Enunciado da tarefa A — Resuma em duas frases o trecho sobre a CONAE e o financiamento da educação.
Enunciado da tarefa B — No trecho sobre a CONAE e o financiamento da educação, transcreva sem alterações o segmento que começa em "Fica evidente que" e termina em "esforço nacional educacional.", inclusive.

Uma das decisões mais importantes do evento foi sobre a responsabilidade pela viabilização financeira do padrão mínimo de qualidade. Para a CONAE, caberia à União a complementação de recursos financeiros a todos os estados e aos municípios que não conseguirem atingir o valor do CAQ. Tal proposta significaria uma mudança substancial de atitude deste ente federado na política de financiamento educacional, aportando muito mais recursos e garantindo condições para a diminuição das desigualdades territoriais existentes.

A reformatação da política de financiamento não foi discutida de forma desvinculada da construção de um sistema nacional de educação, visto como instrumento para oferecer efetividade ao regime de colaboração entre os sistemas de ensino.

A regulamentação do regime de colaboração e a efetivação do sistema nacional de educação dependem da superação do modelo de responsabilidades administrativas restritivas às redes de ensino. Desse modo, de forma cooperativa, colaborativa e não competitiva, União, Estados, Distrito Federal e Municípios devem agir em conjunto para enfrentar os desafios educacionais de todas as etapas e modalidades da educação nacional, bem como regular o ensino privado. Os planos de educação, em todos os seus âmbitos (municipal, estadual, distrital e federal), devem conter obrigatoriamente diretrizes, metas e estratégias de ação que garantam o acesso à educação de qualidade desde a creche até a pós-graduação (idem, pp. 24-25).

Fica evidente que a ideia de regulamentação do regime de colaboração estava ancorada na mudança de papel dos entes federados, especialmente da União, no provimento dos serviços educacionais. De um papel apenas supletivo, a União passaria a ter um papel de parte constitutiva do esforço nacional educacional.

Trechos das linhas —

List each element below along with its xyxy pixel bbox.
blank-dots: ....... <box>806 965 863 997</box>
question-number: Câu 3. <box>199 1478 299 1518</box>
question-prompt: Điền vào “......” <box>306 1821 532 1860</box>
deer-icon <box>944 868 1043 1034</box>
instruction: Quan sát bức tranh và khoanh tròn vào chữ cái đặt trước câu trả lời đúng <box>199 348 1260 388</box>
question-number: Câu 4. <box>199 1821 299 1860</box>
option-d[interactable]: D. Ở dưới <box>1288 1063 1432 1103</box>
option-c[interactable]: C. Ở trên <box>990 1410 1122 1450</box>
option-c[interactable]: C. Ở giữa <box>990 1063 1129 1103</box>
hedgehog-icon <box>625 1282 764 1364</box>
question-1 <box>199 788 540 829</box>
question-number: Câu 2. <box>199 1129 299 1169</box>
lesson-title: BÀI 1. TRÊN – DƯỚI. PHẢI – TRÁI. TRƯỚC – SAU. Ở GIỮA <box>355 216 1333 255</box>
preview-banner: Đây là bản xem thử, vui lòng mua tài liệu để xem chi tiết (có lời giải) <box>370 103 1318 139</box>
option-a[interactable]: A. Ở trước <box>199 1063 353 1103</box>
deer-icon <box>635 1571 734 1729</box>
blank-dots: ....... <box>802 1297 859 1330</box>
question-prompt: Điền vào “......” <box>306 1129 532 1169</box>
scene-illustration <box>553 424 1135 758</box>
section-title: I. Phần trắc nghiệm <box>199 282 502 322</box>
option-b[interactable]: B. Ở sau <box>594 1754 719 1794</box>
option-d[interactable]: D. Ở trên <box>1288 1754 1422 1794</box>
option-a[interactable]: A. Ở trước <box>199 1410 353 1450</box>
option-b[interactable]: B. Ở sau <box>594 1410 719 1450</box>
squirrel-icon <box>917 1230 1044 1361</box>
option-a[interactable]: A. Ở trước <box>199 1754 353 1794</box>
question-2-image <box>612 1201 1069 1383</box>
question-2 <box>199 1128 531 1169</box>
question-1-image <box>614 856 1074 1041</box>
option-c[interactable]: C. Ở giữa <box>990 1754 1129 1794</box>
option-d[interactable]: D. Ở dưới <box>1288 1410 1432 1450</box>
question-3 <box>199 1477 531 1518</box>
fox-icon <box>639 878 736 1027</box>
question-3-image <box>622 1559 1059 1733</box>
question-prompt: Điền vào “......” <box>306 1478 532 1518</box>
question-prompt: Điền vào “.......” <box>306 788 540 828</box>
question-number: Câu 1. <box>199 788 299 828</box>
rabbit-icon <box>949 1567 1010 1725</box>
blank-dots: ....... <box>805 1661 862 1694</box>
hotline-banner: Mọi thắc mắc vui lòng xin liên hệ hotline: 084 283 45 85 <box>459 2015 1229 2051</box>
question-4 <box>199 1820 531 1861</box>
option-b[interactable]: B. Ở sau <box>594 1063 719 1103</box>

Resposta redigida A — Para a CONAE, caberia à União complementar os recursos financeiros de todos os estados e dos municípios que não atingirem o valor do CAQ, o que representaria uma mudança substancial de sua atitude na política de financiamento educacional. Essa reformatação foi discutida junto com a construção de um sistema nacional de educação, cuja efetivação depende da ação conjunta de União, Estados, Distrito Federal e Municípios, e com a passagem da União de um papel apenas supletivo para parte constitutiva do esforço nacional educacional.

Resposta redigida B —
Fica evidente que a ideia de regulamentação do regime de colaboração estava ancorada na mudança de papel dos entes federados, especialmente da União, no provimento dos serviços educacionais. De um papel apenas supletivo, a União passaria a ter um papel de parte constitutiva do esforço nacional educacional.